-- Start Material shown --

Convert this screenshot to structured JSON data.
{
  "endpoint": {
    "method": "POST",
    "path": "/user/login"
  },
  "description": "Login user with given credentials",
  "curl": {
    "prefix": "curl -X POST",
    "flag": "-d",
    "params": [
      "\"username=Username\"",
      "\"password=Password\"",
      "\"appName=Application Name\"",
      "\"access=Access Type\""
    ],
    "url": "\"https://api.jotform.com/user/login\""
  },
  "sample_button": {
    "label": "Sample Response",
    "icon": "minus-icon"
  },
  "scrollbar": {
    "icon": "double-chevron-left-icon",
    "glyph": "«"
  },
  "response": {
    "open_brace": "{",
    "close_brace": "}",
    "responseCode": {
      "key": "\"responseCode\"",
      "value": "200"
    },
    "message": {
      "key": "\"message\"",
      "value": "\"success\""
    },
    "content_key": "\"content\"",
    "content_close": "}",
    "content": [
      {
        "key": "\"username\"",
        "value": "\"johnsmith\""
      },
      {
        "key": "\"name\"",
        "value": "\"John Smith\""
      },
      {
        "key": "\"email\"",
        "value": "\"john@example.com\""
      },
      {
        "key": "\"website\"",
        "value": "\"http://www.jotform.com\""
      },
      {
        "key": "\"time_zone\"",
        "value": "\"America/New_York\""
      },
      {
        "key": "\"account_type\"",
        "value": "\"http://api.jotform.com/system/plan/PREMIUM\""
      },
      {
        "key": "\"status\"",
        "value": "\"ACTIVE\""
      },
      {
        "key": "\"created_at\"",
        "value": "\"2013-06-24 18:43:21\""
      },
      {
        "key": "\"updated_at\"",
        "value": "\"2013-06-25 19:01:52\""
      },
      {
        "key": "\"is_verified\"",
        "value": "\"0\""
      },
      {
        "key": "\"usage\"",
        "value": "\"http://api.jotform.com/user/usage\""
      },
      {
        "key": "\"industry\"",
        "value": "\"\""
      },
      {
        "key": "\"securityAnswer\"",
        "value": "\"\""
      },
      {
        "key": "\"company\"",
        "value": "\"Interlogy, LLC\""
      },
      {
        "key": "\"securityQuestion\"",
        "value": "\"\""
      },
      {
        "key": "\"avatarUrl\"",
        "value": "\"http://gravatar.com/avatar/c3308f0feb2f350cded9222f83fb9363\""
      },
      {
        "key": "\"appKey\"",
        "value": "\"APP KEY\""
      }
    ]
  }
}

-- End Material shown --

## Short exercise
Your task is to collect every line above that contains the word "usage".

## Answer in full
        "key": "\"usage\"",
        "value": "\"http://api.jotform.com/user/usage\""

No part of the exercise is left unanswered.